====== RECORD EXCERPTS ======
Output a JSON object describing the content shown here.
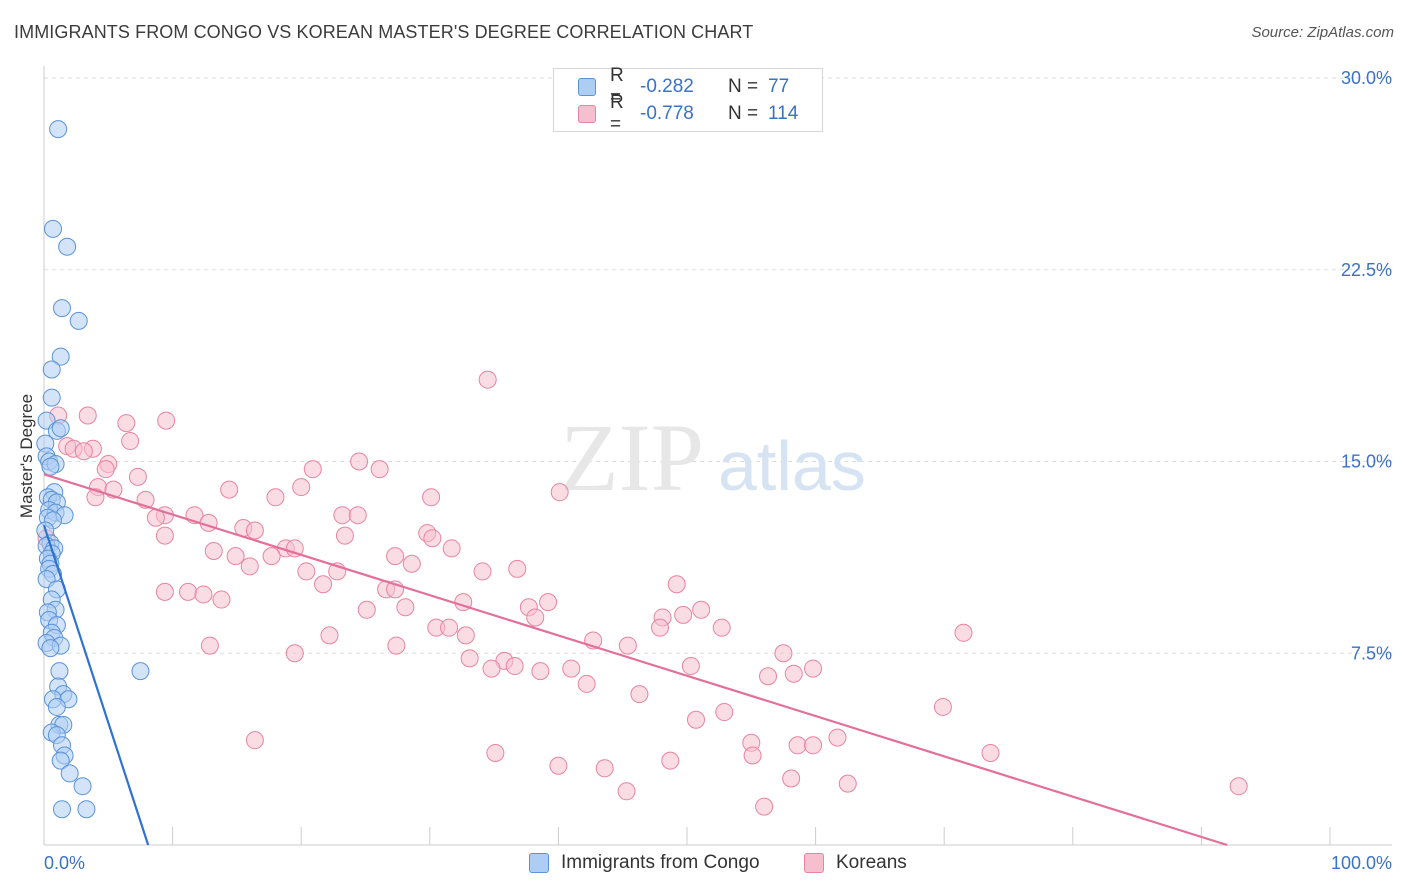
{
  "header": {
    "title": "IMMIGRANTS FROM CONGO VS KOREAN MASTER'S DEGREE CORRELATION CHART",
    "source": "Source: ZipAtlas.com"
  },
  "legend": {
    "rows": [
      {
        "r_label": "R =",
        "r_value": "-0.282",
        "n_label": "N =",
        "n_value": "77"
      },
      {
        "r_label": "R =",
        "r_value": "-0.778",
        "n_label": "N =",
        "n_value": "114"
      }
    ]
  },
  "bottom_legend": {
    "items": [
      {
        "label": "Immigrants from Congo"
      },
      {
        "label": "Koreans"
      }
    ]
  },
  "watermark": {
    "part1": "ZIP",
    "part2": "atlas"
  },
  "colors": {
    "blue_fill": "#aecdf2",
    "blue_stroke": "#5b93d8",
    "blue_line": "#2f72d0",
    "pink_fill": "#f6bfd0",
    "pink_stroke": "#e9849f",
    "pink_line": "#e3709a",
    "axis_text": "#3a72c4",
    "grid": "#dedede"
  },
  "chart_data": {
    "type": "scatter",
    "title": "IMMIGRANTS FROM CONGO VS KOREAN MASTER'S DEGREE CORRELATION CHART",
    "xlabel": "",
    "ylabel": "Master's Degree",
    "xlim": [
      0,
      100
    ],
    "ylim": [
      0,
      30
    ],
    "x_tick_labels": [
      "0.0%",
      "100.0%"
    ],
    "y_tick_labels": [
      "7.5%",
      "15.0%",
      "22.5%",
      "30.0%"
    ],
    "y_tick_values": [
      7.5,
      15.0,
      22.5,
      30.0
    ],
    "grid": true,
    "series": [
      {
        "name": "Immigrants from Congo",
        "R": -0.282,
        "N": 77,
        "trendline": {
          "x": [
            0.0,
            8.1
          ],
          "y": [
            12.5,
            0.0
          ]
        },
        "points": [
          [
            1.1,
            28.0
          ],
          [
            0.7,
            24.1
          ],
          [
            1.8,
            23.4
          ],
          [
            1.4,
            21.0
          ],
          [
            2.7,
            20.5
          ],
          [
            1.3,
            19.1
          ],
          [
            0.6,
            18.6
          ],
          [
            0.6,
            17.5
          ],
          [
            0.2,
            16.6
          ],
          [
            1.0,
            16.2
          ],
          [
            1.3,
            16.3
          ],
          [
            0.1,
            15.7
          ],
          [
            0.2,
            15.2
          ],
          [
            0.4,
            15.0
          ],
          [
            0.9,
            14.9
          ],
          [
            0.5,
            14.8
          ],
          [
            0.8,
            13.8
          ],
          [
            0.3,
            13.6
          ],
          [
            0.6,
            13.5
          ],
          [
            1.0,
            13.4
          ],
          [
            0.4,
            13.1
          ],
          [
            0.9,
            13.0
          ],
          [
            1.6,
            12.9
          ],
          [
            0.3,
            12.8
          ],
          [
            0.7,
            12.7
          ],
          [
            0.1,
            12.3
          ],
          [
            0.5,
            11.8
          ],
          [
            0.2,
            11.7
          ],
          [
            0.8,
            11.6
          ],
          [
            0.6,
            11.4
          ],
          [
            0.3,
            11.2
          ],
          [
            0.5,
            11.0
          ],
          [
            0.4,
            10.8
          ],
          [
            0.7,
            10.6
          ],
          [
            0.2,
            10.4
          ],
          [
            1.0,
            10.0
          ],
          [
            0.6,
            9.6
          ],
          [
            0.9,
            9.2
          ],
          [
            0.3,
            9.1
          ],
          [
            0.4,
            8.8
          ],
          [
            1.0,
            8.6
          ],
          [
            0.6,
            8.3
          ],
          [
            0.8,
            8.1
          ],
          [
            0.2,
            7.9
          ],
          [
            1.3,
            7.8
          ],
          [
            0.5,
            7.7
          ],
          [
            7.5,
            6.8
          ],
          [
            1.2,
            6.8
          ],
          [
            1.1,
            6.2
          ],
          [
            1.5,
            5.9
          ],
          [
            0.7,
            5.7
          ],
          [
            1.9,
            5.7
          ],
          [
            1.0,
            5.4
          ],
          [
            1.2,
            4.7
          ],
          [
            1.5,
            4.7
          ],
          [
            0.6,
            4.4
          ],
          [
            1.0,
            4.3
          ],
          [
            1.4,
            3.9
          ],
          [
            1.6,
            3.5
          ],
          [
            1.3,
            3.3
          ],
          [
            2.0,
            2.8
          ],
          [
            3.0,
            2.3
          ],
          [
            1.4,
            1.4
          ],
          [
            3.3,
            1.4
          ]
        ]
      },
      {
        "name": "Koreans",
        "R": -0.778,
        "N": 114,
        "trendline": {
          "x": [
            0.0,
            92.0
          ],
          "y": [
            14.5,
            0.0
          ]
        },
        "points": [
          [
            34.5,
            18.2
          ],
          [
            3.4,
            16.8
          ],
          [
            1.1,
            16.8
          ],
          [
            9.5,
            16.6
          ],
          [
            6.4,
            16.5
          ],
          [
            6.7,
            15.8
          ],
          [
            1.8,
            15.6
          ],
          [
            2.3,
            15.5
          ],
          [
            3.8,
            15.5
          ],
          [
            3.1,
            15.4
          ],
          [
            24.5,
            15.0
          ],
          [
            5.0,
            14.9
          ],
          [
            4.8,
            14.7
          ],
          [
            20.9,
            14.7
          ],
          [
            26.1,
            14.7
          ],
          [
            7.3,
            14.4
          ],
          [
            20.0,
            14.0
          ],
          [
            4.2,
            14.0
          ],
          [
            14.4,
            13.9
          ],
          [
            5.4,
            13.9
          ],
          [
            40.1,
            13.8
          ],
          [
            4.0,
            13.6
          ],
          [
            18.0,
            13.6
          ],
          [
            30.1,
            13.6
          ],
          [
            7.9,
            13.5
          ],
          [
            9.4,
            12.9
          ],
          [
            11.7,
            12.9
          ],
          [
            23.2,
            12.9
          ],
          [
            24.4,
            12.9
          ],
          [
            8.7,
            12.8
          ],
          [
            12.8,
            12.6
          ],
          [
            15.5,
            12.4
          ],
          [
            16.4,
            12.3
          ],
          [
            29.8,
            12.2
          ],
          [
            9.4,
            12.1
          ],
          [
            0.2,
            12.0
          ],
          [
            23.4,
            12.1
          ],
          [
            30.2,
            12.0
          ],
          [
            18.8,
            11.6
          ],
          [
            19.5,
            11.6
          ],
          [
            13.2,
            11.5
          ],
          [
            31.7,
            11.6
          ],
          [
            14.9,
            11.3
          ],
          [
            17.7,
            11.3
          ],
          [
            27.3,
            11.3
          ],
          [
            16.0,
            10.9
          ],
          [
            28.6,
            11.0
          ],
          [
            20.4,
            10.7
          ],
          [
            22.8,
            10.7
          ],
          [
            34.1,
            10.7
          ],
          [
            36.8,
            10.8
          ],
          [
            21.7,
            10.2
          ],
          [
            49.2,
            10.2
          ],
          [
            9.4,
            9.9
          ],
          [
            26.6,
            10.0
          ],
          [
            27.3,
            10.0
          ],
          [
            11.2,
            9.9
          ],
          [
            12.4,
            9.8
          ],
          [
            13.8,
            9.6
          ],
          [
            32.6,
            9.5
          ],
          [
            39.2,
            9.5
          ],
          [
            28.1,
            9.3
          ],
          [
            37.7,
            9.3
          ],
          [
            25.1,
            9.2
          ],
          [
            51.1,
            9.2
          ],
          [
            49.7,
            9.0
          ],
          [
            48.1,
            8.9
          ],
          [
            38.2,
            8.9
          ],
          [
            30.5,
            8.5
          ],
          [
            31.5,
            8.5
          ],
          [
            47.9,
            8.5
          ],
          [
            52.7,
            8.5
          ],
          [
            71.5,
            8.3
          ],
          [
            22.2,
            8.2
          ],
          [
            32.8,
            8.2
          ],
          [
            42.7,
            8.0
          ],
          [
            27.4,
            7.8
          ],
          [
            12.9,
            7.8
          ],
          [
            45.4,
            7.8
          ],
          [
            57.5,
            7.5
          ],
          [
            19.5,
            7.5
          ],
          [
            33.1,
            7.3
          ],
          [
            35.8,
            7.2
          ],
          [
            36.6,
            7.0
          ],
          [
            50.3,
            7.0
          ],
          [
            34.8,
            6.9
          ],
          [
            41.0,
            6.9
          ],
          [
            59.8,
            6.9
          ],
          [
            38.6,
            6.8
          ],
          [
            58.3,
            6.7
          ],
          [
            56.3,
            6.6
          ],
          [
            42.2,
            6.3
          ],
          [
            46.3,
            5.9
          ],
          [
            69.9,
            5.4
          ],
          [
            52.9,
            5.2
          ],
          [
            50.7,
            4.9
          ],
          [
            16.4,
            4.1
          ],
          [
            61.7,
            4.2
          ],
          [
            55.0,
            4.0
          ],
          [
            58.6,
            3.9
          ],
          [
            59.8,
            3.9
          ],
          [
            55.1,
            3.5
          ],
          [
            35.1,
            3.6
          ],
          [
            73.6,
            3.6
          ],
          [
            40.0,
            3.1
          ],
          [
            43.6,
            3.0
          ],
          [
            48.7,
            3.3
          ],
          [
            45.3,
            2.1
          ],
          [
            58.1,
            2.6
          ],
          [
            62.5,
            2.4
          ],
          [
            92.9,
            2.3
          ],
          [
            56.0,
            1.5
          ]
        ]
      }
    ]
  }
}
======
▶ [GIVEN TASK]: Give only the number of lines in the entries above that contain the string "name".

▶ [WRITTEN RESPONSE]: 2